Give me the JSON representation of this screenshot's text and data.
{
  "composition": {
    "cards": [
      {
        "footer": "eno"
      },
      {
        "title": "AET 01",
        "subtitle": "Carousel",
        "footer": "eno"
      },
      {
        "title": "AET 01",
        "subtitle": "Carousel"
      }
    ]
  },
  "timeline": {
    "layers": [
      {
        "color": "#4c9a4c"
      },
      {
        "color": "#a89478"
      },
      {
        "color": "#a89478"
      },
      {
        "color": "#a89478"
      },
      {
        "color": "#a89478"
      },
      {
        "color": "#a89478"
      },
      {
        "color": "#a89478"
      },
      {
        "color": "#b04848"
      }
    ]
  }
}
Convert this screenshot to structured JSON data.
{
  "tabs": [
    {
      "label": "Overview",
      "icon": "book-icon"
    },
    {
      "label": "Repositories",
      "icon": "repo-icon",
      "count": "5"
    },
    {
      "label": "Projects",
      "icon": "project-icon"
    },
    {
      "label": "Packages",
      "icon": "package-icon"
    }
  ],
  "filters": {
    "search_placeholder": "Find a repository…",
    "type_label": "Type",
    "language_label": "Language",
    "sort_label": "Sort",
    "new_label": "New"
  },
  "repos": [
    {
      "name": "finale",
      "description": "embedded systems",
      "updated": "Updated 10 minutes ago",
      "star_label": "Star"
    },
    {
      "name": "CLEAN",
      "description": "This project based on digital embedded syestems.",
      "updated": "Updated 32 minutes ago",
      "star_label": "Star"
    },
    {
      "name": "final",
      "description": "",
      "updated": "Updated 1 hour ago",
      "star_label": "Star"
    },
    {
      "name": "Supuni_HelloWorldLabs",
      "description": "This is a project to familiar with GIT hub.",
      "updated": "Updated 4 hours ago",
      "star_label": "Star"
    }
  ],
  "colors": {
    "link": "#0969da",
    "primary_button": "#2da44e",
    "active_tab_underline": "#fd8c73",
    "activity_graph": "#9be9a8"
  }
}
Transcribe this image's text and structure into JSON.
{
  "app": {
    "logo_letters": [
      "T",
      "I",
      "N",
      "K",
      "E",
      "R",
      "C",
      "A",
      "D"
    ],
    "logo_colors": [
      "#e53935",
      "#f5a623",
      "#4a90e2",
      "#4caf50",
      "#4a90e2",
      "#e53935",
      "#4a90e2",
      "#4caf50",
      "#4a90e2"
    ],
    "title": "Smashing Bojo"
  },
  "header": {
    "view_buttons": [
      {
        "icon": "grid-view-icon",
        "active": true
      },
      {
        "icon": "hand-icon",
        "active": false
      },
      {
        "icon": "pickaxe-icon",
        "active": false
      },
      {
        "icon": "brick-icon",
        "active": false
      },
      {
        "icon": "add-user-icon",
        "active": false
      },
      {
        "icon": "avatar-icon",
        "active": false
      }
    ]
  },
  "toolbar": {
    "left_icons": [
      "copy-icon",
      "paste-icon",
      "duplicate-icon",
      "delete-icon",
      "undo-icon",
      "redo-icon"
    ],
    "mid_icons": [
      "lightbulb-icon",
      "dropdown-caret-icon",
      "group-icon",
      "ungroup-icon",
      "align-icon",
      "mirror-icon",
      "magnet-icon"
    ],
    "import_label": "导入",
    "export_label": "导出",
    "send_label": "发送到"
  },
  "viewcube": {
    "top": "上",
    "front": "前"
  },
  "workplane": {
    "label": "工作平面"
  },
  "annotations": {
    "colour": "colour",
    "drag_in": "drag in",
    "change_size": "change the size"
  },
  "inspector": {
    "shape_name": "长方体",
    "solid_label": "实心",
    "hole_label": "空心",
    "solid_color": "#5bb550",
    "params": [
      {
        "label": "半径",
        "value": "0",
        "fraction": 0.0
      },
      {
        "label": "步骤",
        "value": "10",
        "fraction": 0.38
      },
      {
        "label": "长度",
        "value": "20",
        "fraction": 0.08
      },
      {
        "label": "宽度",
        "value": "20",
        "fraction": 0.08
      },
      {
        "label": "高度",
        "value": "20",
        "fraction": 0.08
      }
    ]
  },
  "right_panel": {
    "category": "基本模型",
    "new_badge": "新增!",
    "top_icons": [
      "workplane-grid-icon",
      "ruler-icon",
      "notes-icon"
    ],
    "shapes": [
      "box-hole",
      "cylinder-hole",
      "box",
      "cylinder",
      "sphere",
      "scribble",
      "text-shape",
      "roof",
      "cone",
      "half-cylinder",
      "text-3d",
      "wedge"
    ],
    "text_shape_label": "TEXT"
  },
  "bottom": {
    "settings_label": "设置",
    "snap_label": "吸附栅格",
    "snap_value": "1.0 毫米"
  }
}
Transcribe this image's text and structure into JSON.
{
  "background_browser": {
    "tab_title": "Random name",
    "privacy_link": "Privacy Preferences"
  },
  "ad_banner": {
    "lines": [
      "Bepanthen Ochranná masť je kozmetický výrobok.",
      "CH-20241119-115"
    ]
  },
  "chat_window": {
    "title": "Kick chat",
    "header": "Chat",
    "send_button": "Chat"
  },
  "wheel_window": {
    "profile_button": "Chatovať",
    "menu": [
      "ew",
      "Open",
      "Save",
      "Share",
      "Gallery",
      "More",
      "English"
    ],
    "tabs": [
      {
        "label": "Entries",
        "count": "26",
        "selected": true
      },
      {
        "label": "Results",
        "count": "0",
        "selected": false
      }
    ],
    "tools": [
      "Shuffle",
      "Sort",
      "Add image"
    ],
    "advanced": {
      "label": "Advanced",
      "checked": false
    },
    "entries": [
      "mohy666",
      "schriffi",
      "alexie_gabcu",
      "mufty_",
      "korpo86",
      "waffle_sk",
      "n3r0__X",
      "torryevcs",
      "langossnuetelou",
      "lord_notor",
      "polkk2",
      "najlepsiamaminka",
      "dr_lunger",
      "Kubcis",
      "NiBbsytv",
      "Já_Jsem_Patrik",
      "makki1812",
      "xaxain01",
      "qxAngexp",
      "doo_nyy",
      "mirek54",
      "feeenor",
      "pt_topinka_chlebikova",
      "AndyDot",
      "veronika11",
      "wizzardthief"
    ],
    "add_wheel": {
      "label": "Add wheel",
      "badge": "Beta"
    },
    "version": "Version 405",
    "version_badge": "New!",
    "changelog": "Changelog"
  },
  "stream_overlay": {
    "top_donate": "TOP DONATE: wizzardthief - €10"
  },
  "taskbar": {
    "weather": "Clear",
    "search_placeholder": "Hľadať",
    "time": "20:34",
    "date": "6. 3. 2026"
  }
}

Goal :: Copy out every entry again, exactly as it was given.

Solution below ::
Give me the JSON representation of this screenshot's text and data.
{
  "composition": {
    "cards": [
      {
        "footer": "eno"
      },
      {
        "title": "AET 01",
        "subtitle": "Carousel",
        "footer": "eno"
      },
      {
        "title": "AET 01",
        "subtitle": "Carousel"
      }
    ]
  },
  "timeline": {
    "layers": [
      {
        "color": "#4c9a4c"
      },
      {
        "color": "#a89478"
      },
      {
        "color": "#a89478"
      },
      {
        "color": "#a89478"
      },
      {
        "color": "#a89478"
      },
      {
        "color": "#a89478"
      },
      {
        "color": "#a89478"
      },
      {
        "color": "#b04848"
      }
    ]
  }
}
Convert this screenshot to structured JSON data.
{
  "tabs": [
    {
      "label": "Overview",
      "icon": "book-icon"
    },
    {
      "label": "Repositories",
      "icon": "repo-icon",
      "count": "5"
    },
    {
      "label": "Projects",
      "icon": "project-icon"
    },
    {
      "label": "Packages",
      "icon": "package-icon"
    }
  ],
  "filters": {
    "search_placeholder": "Find a repository…",
    "type_label": "Type",
    "language_label": "Language",
    "sort_label": "Sort",
    "new_label": "New"
  },
  "repos": [
    {
      "name": "finale",
      "description": "embedded systems",
      "updated": "Updated 10 minutes ago",
      "star_label": "Star"
    },
    {
      "name": "CLEAN",
      "description": "This project based on digital embedded syestems.",
      "updated": "Updated 32 minutes ago",
      "star_label": "Star"
    },
    {
      "name": "final",
      "description": "",
      "updated": "Updated 1 hour ago",
      "star_label": "Star"
    },
    {
      "name": "Supuni_HelloWorldLabs",
      "description": "This is a project to familiar with GIT hub.",
      "updated": "Updated 4 hours ago",
      "star_label": "Star"
    }
  ],
  "colors": {
    "link": "#0969da",
    "primary_button": "#2da44e",
    "active_tab_underline": "#fd8c73",
    "activity_graph": "#9be9a8"
  }
}
Transcribe this image's text and structure into JSON.
{
  "app": {
    "logo_letters": [
      "T",
      "I",
      "N",
      "K",
      "E",
      "R",
      "C",
      "A",
      "D"
    ],
    "logo_colors": [
      "#e53935",
      "#f5a623",
      "#4a90e2",
      "#4caf50",
      "#4a90e2",
      "#e53935",
      "#4a90e2",
      "#4caf50",
      "#4a90e2"
    ],
    "title": "Smashing Bojo"
  },
  "header": {
    "view_buttons": [
      {
        "icon": "grid-view-icon",
        "active": true
      },
      {
        "icon": "hand-icon",
        "active": false
      },
      {
        "icon": "pickaxe-icon",
        "active": false
      },
      {
        "icon": "brick-icon",
        "active": false
      },
      {
        "icon": "add-user-icon",
        "active": false
      },
      {
        "icon": "avatar-icon",
        "active": false
      }
    ]
  },
  "toolbar": {
    "left_icons": [
      "copy-icon",
      "paste-icon",
      "duplicate-icon",
      "delete-icon",
      "undo-icon",
      "redo-icon"
    ],
    "mid_icons": [
      "lightbulb-icon",
      "dropdown-caret-icon",
      "group-icon",
      "ungroup-icon",
      "align-icon",
      "mirror-icon",
      "magnet-icon"
    ],
    "import_label": "导入",
    "export_label": "导出",
    "send_label": "发送到"
  },
  "viewcube": {
    "top": "上",
    "front": "前"
  },
  "workplane": {
    "label": "工作平面"
  },
  "annotations": {
    "colour": "colour",
    "drag_in": "drag in",
    "change_size": "change the size"
  },
  "inspector": {
    "shape_name": "长方体",
    "solid_label": "实心",
    "hole_label": "空心",
    "solid_color": "#5bb550",
    "params": [
      {
        "label": "半径",
        "value": "0",
        "fraction": 0.0
      },
      {
        "label": "步骤",
        "value": "10",
        "fraction": 0.38
      },
      {
        "label": "长度",
        "value": "20",
        "fraction": 0.08
      },
      {
        "label": "宽度",
        "value": "20",
        "fraction": 0.08
      },
      {
        "label": "高度",
        "value": "20",
        "fraction": 0.08
      }
    ]
  },
  "right_panel": {
    "category": "基本模型",
    "new_badge": "新增!",
    "top_icons": [
      "workplane-grid-icon",
      "ruler-icon",
      "notes-icon"
    ],
    "shapes": [
      "box-hole",
      "cylinder-hole",
      "box",
      "cylinder",
      "sphere",
      "scribble",
      "text-shape",
      "roof",
      "cone",
      "half-cylinder",
      "text-3d",
      "wedge"
    ],
    "text_shape_label": "TEXT"
  },
  "bottom": {
    "settings_label": "设置",
    "snap_label": "吸附栅格",
    "snap_value": "1.0 毫米"
  }
}
Transcribe this image's text and structure into JSON.
{
  "background_browser": {
    "tab_title": "Random name",
    "privacy_link": "Privacy Preferences"
  },
  "ad_banner": {
    "lines": [
      "Bepanthen Ochranná masť je kozmetický výrobok.",
      "CH-20241119-115"
    ]
  },
  "chat_window": {
    "title": "Kick chat",
    "header": "Chat",
    "send_button": "Chat"
  },
  "wheel_window": {
    "profile_button": "Chatovať",
    "menu": [
      "ew",
      "Open",
      "Save",
      "Share",
      "Gallery",
      "More",
      "English"
    ],
    "tabs": [
      {
        "label": "Entries",
        "count": "26",
        "selected": true
      },
      {
        "label": "Results",
        "count": "0",
        "selected": false
      }
    ],
    "tools": [
      "Shuffle",
      "Sort",
      "Add image"
    ],
    "advanced": {
      "label": "Advanced",
      "checked": false
    },
    "entries": [
      "mohy666",
      "schriffi",
      "alexie_gabcu",
      "mufty_",
      "korpo86",
      "waffle_sk",
      "n3r0__X",
      "torryevcs",
      "langossnuetelou",
      "lord_notor",
      "polkk2",
      "najlepsiamaminka",
      "dr_lunger",
      "Kubcis",
      "NiBbsytv",
      "Já_Jsem_Patrik",
      "makki1812",
      "xaxain01",
      "qxAngexp",
      "doo_nyy",
      "mirek54",
      "feeenor",
      "pt_topinka_chlebikova",
      "AndyDot",
      "veronika11",
      "wizzardthief"
    ],
    "add_wheel": {
      "label": "Add wheel",
      "badge": "Beta"
    },
    "version": "Version 405",
    "version_badge": "New!",
    "changelog": "Changelog"
  },
  "stream_overlay": {
    "top_donate": "TOP DONATE: wizzardthief - €10"
  },
  "taskbar": {
    "weather": "Clear",
    "search_placeholder": "Hľadať",
    "time": "20:34",
    "date": "6. 3. 2026"
  }
}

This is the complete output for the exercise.